====== EXTRACTED INFORMATION
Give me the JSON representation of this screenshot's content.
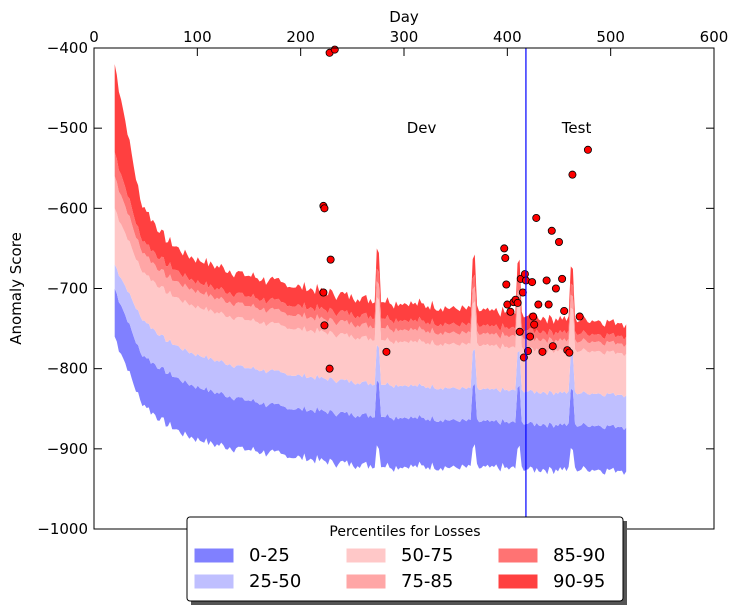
{
  "chart_data": {
    "type": "area",
    "title": "",
    "xlabel": "Day",
    "ylabel": "Anomaly Score",
    "xlim": [
      0,
      600
    ],
    "ylim": [
      -1000,
      -400
    ],
    "x_axis_position": "top",
    "x_ticks": [
      0,
      100,
      200,
      300,
      400,
      500,
      600
    ],
    "y_ticks": [
      -400,
      -500,
      -600,
      -700,
      -800,
      -900,
      -1000
    ],
    "x_tick_labels": [
      "0",
      "100",
      "200",
      "300",
      "400",
      "500",
      "600"
    ],
    "y_tick_labels": [
      "−400",
      "−500",
      "−600",
      "−700",
      "−800",
      "−900",
      "−1000"
    ],
    "x_range": [
      20,
      515
    ],
    "band_boundaries": [
      {
        "name": "p0",
        "values": [
          -760,
          -840,
          -870,
          -885,
          -895,
          -900,
          -905,
          -910,
          -915,
          -918,
          -920,
          -922,
          -922,
          -923,
          -924,
          -924,
          -925,
          -925,
          -925,
          -926,
          -926
        ]
      },
      {
        "name": "p25",
        "values": [
          -700,
          -780,
          -805,
          -820,
          -830,
          -838,
          -845,
          -850,
          -853,
          -856,
          -858,
          -860,
          -862,
          -864,
          -866,
          -867,
          -868,
          -869,
          -870,
          -871,
          -872
        ]
      },
      {
        "name": "p50",
        "values": [
          -670,
          -735,
          -765,
          -780,
          -790,
          -798,
          -803,
          -808,
          -812,
          -815,
          -818,
          -820,
          -822,
          -824,
          -826,
          -827,
          -828,
          -829,
          -830,
          -831,
          -832
        ]
      },
      {
        "name": "p75",
        "values": [
          -600,
          -675,
          -705,
          -720,
          -730,
          -738,
          -744,
          -750,
          -754,
          -758,
          -762,
          -765,
          -767,
          -769,
          -771,
          -773,
          -775,
          -776,
          -777,
          -778,
          -780
        ]
      },
      {
        "name": "p85",
        "values": [
          -560,
          -650,
          -685,
          -700,
          -712,
          -720,
          -727,
          -733,
          -738,
          -742,
          -746,
          -750,
          -752,
          -755,
          -757,
          -759,
          -761,
          -763,
          -765,
          -766,
          -768
        ]
      },
      {
        "name": "p90",
        "values": [
          -530,
          -635,
          -670,
          -688,
          -700,
          -708,
          -715,
          -721,
          -726,
          -730,
          -734,
          -738,
          -741,
          -744,
          -747,
          -749,
          -751,
          -753,
          -755,
          -757,
          -758
        ]
      },
      {
        "name": "p95",
        "values": [
          -420,
          -590,
          -640,
          -660,
          -672,
          -682,
          -690,
          -697,
          -703,
          -708,
          -713,
          -717,
          -720,
          -724,
          -727,
          -730,
          -733,
          -736,
          -738,
          -740,
          -742
        ]
      }
    ],
    "bands": [
      {
        "name": "0-25",
        "color": "#8080ff"
      },
      {
        "name": "25-50",
        "color": "#bfbfff"
      },
      {
        "name": "50-75",
        "color": "#ffc8c8"
      },
      {
        "name": "75-85",
        "color": "#ffa6a6"
      },
      {
        "name": "85-90",
        "color": "#ff7373"
      },
      {
        "name": "90-95",
        "color": "#ff4040"
      }
    ],
    "points": {
      "color": "#ff0000",
      "x": [
        228,
        233,
        222,
        223,
        229,
        222,
        223,
        228,
        283,
        397,
        398,
        400,
        399,
        403,
        406,
        408,
        410,
        412,
        413,
        415,
        416,
        417,
        418,
        420,
        422,
        424,
        425,
        426,
        428,
        430,
        434,
        438,
        440,
        443,
        444,
        447,
        450,
        453,
        455,
        458,
        460,
        463,
        470,
        478
      ],
      "y": [
        -406,
        -402,
        -597,
        -600,
        -664,
        -705,
        -746,
        -800,
        -779,
        -650,
        -662,
        -720,
        -695,
        -729,
        -717,
        -714,
        -718,
        -754,
        -688,
        -705,
        -786,
        -682,
        -690,
        -778,
        -760,
        -692,
        -735,
        -745,
        -612,
        -720,
        -779,
        -690,
        -720,
        -628,
        -772,
        -700,
        -642,
        -688,
        -728,
        -777,
        -780,
        -558,
        -735,
        -527
      ]
    },
    "vline": {
      "x": 418,
      "color": "#0000ff"
    },
    "annotations": [
      {
        "text": "Dev",
        "x": 317,
        "y": -500
      },
      {
        "text": "Test",
        "x": 467,
        "y": -500
      }
    ],
    "legend": {
      "title": "Percentiles for Losses",
      "placement": "bottom-center",
      "columns": 3
    }
  }
}
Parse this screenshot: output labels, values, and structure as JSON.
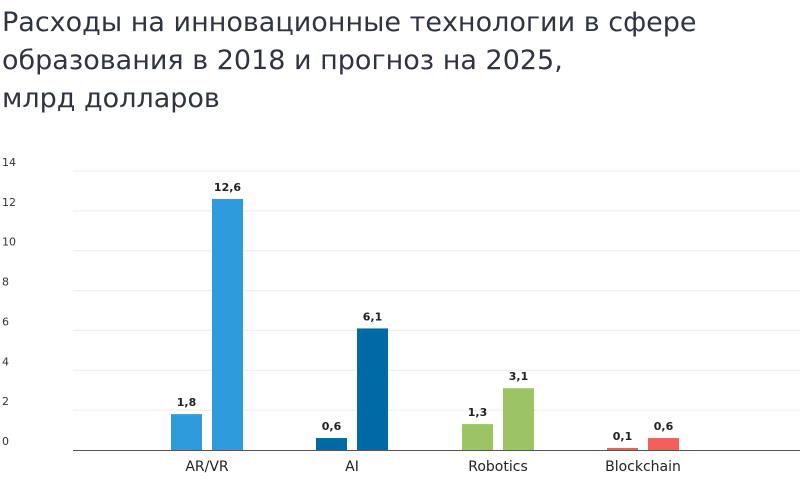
{
  "chart_data": {
    "type": "bar",
    "title_lines": [
      "Расходы на инновационные технологии в сфере",
      "образования в 2018 и прогноз на 2025,",
      "млрд долларов"
    ],
    "categories": [
      "AR/VR",
      "AI",
      "Robotics",
      "Blockchain"
    ],
    "values_2018": [
      1.8,
      0.6,
      1.3,
      0.1
    ],
    "values_2025": [
      12.6,
      6.1,
      3.1,
      0.6
    ],
    "labels_2018": [
      "1,8",
      "0,6",
      "1,3",
      "0,1"
    ],
    "labels_2025": [
      "12,6",
      "6,1",
      "3,1",
      "0,6"
    ],
    "colors_2018": [
      "#2e9bdc",
      "#006aa7",
      "#9cc464",
      "#f25f5c"
    ],
    "colors_2025": [
      "#2e9bdc",
      "#006aa7",
      "#9cc464",
      "#f25f5c"
    ],
    "yticks": [
      "0",
      "2",
      "4",
      "6",
      "8",
      "10",
      "12",
      "14"
    ],
    "ylim": [
      0,
      14
    ],
    "grid": true,
    "legend": "none"
  }
}
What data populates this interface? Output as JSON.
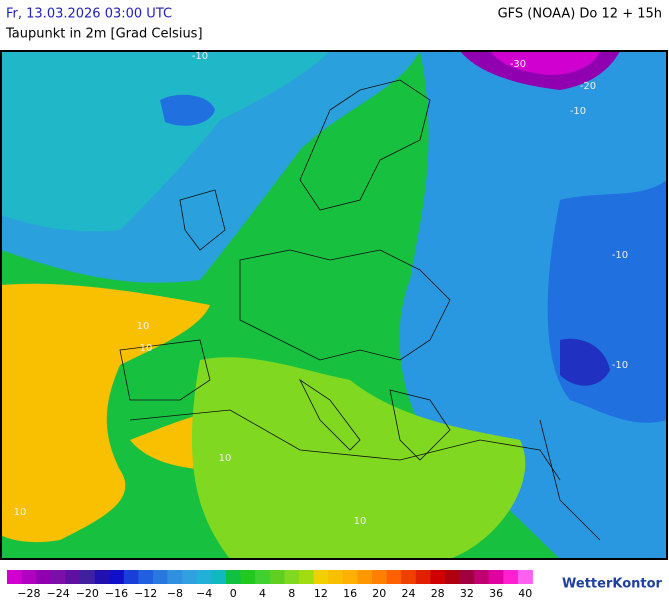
{
  "header": {
    "datetime": "Fr, 13.03.2026 03:00 UTC",
    "model": "GFS (NOAA) Do 12 + 15h",
    "subtitle": "Taupunkt in 2m [Grad Celsius]"
  },
  "map": {
    "contour_labels": [
      "-10",
      "-30",
      "-20",
      "-10",
      "10",
      "10",
      "10",
      "10",
      "-10",
      "-10",
      "10"
    ]
  },
  "colorbar": {
    "labels": [
      "−28",
      "−24",
      "−20",
      "−16",
      "−12",
      "−8",
      "−4",
      "0",
      "4",
      "8",
      "12",
      "16",
      "20",
      "24",
      "28",
      "32",
      "36",
      "40"
    ],
    "colors": [
      "#d000d0",
      "#b000c0",
      "#9000b0",
      "#7a10a8",
      "#6010a0",
      "#4020a0",
      "#2010b0",
      "#1010c8",
      "#1840d8",
      "#2060e0",
      "#2878e0",
      "#3090e0",
      "#30a0e0",
      "#20b0d8",
      "#10b8c0",
      "#10c040",
      "#20c820",
      "#40d030",
      "#60d020",
      "#80d820",
      "#a0dc10",
      "#f0d000",
      "#f8c000",
      "#ffb000",
      "#ff9800",
      "#ff8000",
      "#ff6000",
      "#f04000",
      "#e02000",
      "#d00000",
      "#b00010",
      "#a00040",
      "#c00070",
      "#e000a0",
      "#ff20d0",
      "#ff60f0"
    ]
  },
  "brand": "WetterKontor"
}
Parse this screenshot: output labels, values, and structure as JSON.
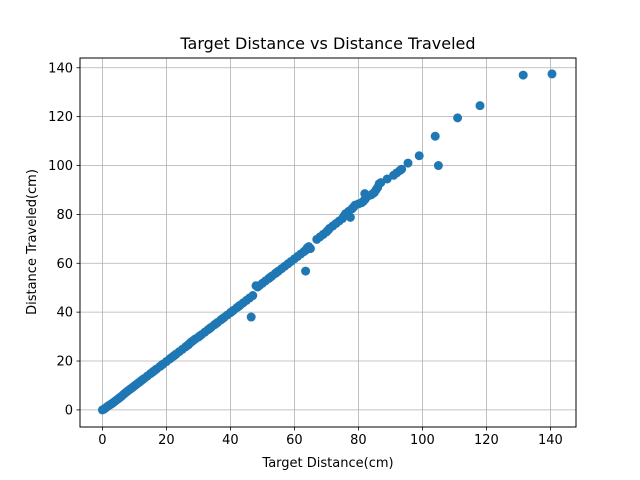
{
  "chart_data": {
    "type": "scatter",
    "title": "Target Distance vs Distance Traveled",
    "xlabel": "Target Distance(cm)",
    "ylabel": "Distance Traveled(cm)",
    "xlim": [
      -7,
      148
    ],
    "ylim": [
      -7,
      144
    ],
    "xticks": [
      0,
      20,
      40,
      60,
      80,
      100,
      120,
      140
    ],
    "yticks": [
      0,
      20,
      40,
      60,
      80,
      100,
      120,
      140
    ],
    "grid": true,
    "marker_color": "#1f77b4",
    "points": [
      [
        0,
        0
      ],
      [
        0.5,
        0.3
      ],
      [
        1,
        0.8
      ],
      [
        1.5,
        1.3
      ],
      [
        2,
        1.8
      ],
      [
        2.5,
        2.2
      ],
      [
        3,
        2.6
      ],
      [
        3.5,
        3.1
      ],
      [
        4,
        3.6
      ],
      [
        4.5,
        4.1
      ],
      [
        5,
        4.6
      ],
      [
        5.5,
        5.1
      ],
      [
        6,
        5.6
      ],
      [
        6.5,
        6.2
      ],
      [
        7,
        6.8
      ],
      [
        7.5,
        7.3
      ],
      [
        8,
        7.8
      ],
      [
        8.5,
        8.3
      ],
      [
        9,
        8.8
      ],
      [
        9.5,
        9.3
      ],
      [
        10,
        9.8
      ],
      [
        10.5,
        10.3
      ],
      [
        11,
        10.8
      ],
      [
        11.5,
        11.3
      ],
      [
        12,
        11.8
      ],
      [
        12.5,
        12.3
      ],
      [
        13,
        12.8
      ],
      [
        14,
        13.8
      ],
      [
        15,
        14.8
      ],
      [
        15.5,
        15.3
      ],
      [
        16,
        15.8
      ],
      [
        16.5,
        16.3
      ],
      [
        17,
        16.8
      ],
      [
        18,
        17.8
      ],
      [
        18.5,
        18.3
      ],
      [
        19,
        18.8
      ],
      [
        20,
        19.8
      ],
      [
        21,
        20.8
      ],
      [
        21.5,
        21.3
      ],
      [
        22,
        21.8
      ],
      [
        22.5,
        22.3
      ],
      [
        23,
        22.8
      ],
      [
        24,
        23.8
      ],
      [
        25,
        24.8
      ],
      [
        26,
        25.8
      ],
      [
        26.5,
        26.3
      ],
      [
        27,
        26.8
      ],
      [
        27.5,
        27.5
      ],
      [
        28,
        28
      ],
      [
        28.5,
        28.5
      ],
      [
        29,
        29
      ],
      [
        30,
        29.8
      ],
      [
        30.5,
        30.3
      ],
      [
        31,
        30.8
      ],
      [
        32,
        31.8
      ],
      [
        33,
        32.8
      ],
      [
        33.5,
        33.3
      ],
      [
        34,
        33.8
      ],
      [
        35,
        34.8
      ],
      [
        35.5,
        35.3
      ],
      [
        36,
        35.8
      ],
      [
        37,
        36.8
      ],
      [
        37.5,
        37.3
      ],
      [
        38,
        37.8
      ],
      [
        39,
        38.8
      ],
      [
        40,
        39.8
      ],
      [
        40.5,
        40.3
      ],
      [
        41,
        40.8
      ],
      [
        42,
        41.8
      ],
      [
        42.5,
        42.3
      ],
      [
        43,
        42.8
      ],
      [
        44,
        43.8
      ],
      [
        45,
        44.8
      ],
      [
        46,
        45.8
      ],
      [
        47,
        46.8
      ],
      [
        46.5,
        38
      ],
      [
        48,
        50.8
      ],
      [
        48.5,
        50.3
      ],
      [
        49,
        50.8
      ],
      [
        50,
        51.8
      ],
      [
        51,
        52.8
      ],
      [
        52,
        53.8
      ],
      [
        52.5,
        54.3
      ],
      [
        53,
        54.8
      ],
      [
        54,
        55.8
      ],
      [
        54.5,
        56.3
      ],
      [
        55,
        56.8
      ],
      [
        56,
        57.8
      ],
      [
        57,
        58.8
      ],
      [
        58,
        59.8
      ],
      [
        59,
        60.8
      ],
      [
        60,
        61.8
      ],
      [
        61,
        62.8
      ],
      [
        62,
        63.8
      ],
      [
        63,
        64.8
      ],
      [
        63.5,
        65.3
      ],
      [
        64,
        66.3
      ],
      [
        64.5,
        66.8
      ],
      [
        63.5,
        56.8
      ],
      [
        65,
        66
      ],
      [
        67,
        69.8
      ],
      [
        68,
        70.8
      ],
      [
        69,
        71.8
      ],
      [
        70,
        72.8
      ],
      [
        70.5,
        73.5
      ],
      [
        71,
        74.3
      ],
      [
        72,
        75.3
      ],
      [
        73,
        76.3
      ],
      [
        74,
        77.3
      ],
      [
        75,
        78.3
      ],
      [
        75.5,
        79.3
      ],
      [
        76,
        80.3
      ],
      [
        77,
        81.3
      ],
      [
        78,
        82.3
      ],
      [
        78.5,
        83
      ],
      [
        77.5,
        78.8
      ],
      [
        79,
        83.8
      ],
      [
        80,
        84.3
      ],
      [
        81,
        84.8
      ],
      [
        81.5,
        85.3
      ],
      [
        82,
        86
      ],
      [
        82,
        88.5
      ],
      [
        82.5,
        87
      ],
      [
        83,
        87.5
      ],
      [
        84,
        88
      ],
      [
        84.5,
        88.5
      ],
      [
        85,
        89
      ],
      [
        85.5,
        90
      ],
      [
        86,
        91
      ],
      [
        86.5,
        92.5
      ],
      [
        87,
        93
      ],
      [
        89,
        94.5
      ],
      [
        91,
        96
      ],
      [
        92,
        97
      ],
      [
        93,
        98
      ],
      [
        93.5,
        98.5
      ],
      [
        95.5,
        101
      ],
      [
        99,
        104
      ],
      [
        104,
        112
      ],
      [
        105,
        100
      ],
      [
        111,
        119.5
      ],
      [
        118,
        124.5
      ],
      [
        131.5,
        137
      ],
      [
        140.5,
        137.5
      ]
    ]
  }
}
============
WHAT YOU ARE ASKED TO DO:
Show every line where the string "Traveled" appears.

COMPLETE ANSWER:
    "title": "Target Distance vs Distance Traveled",
    "ylabel": "Distance Traveled(cm)",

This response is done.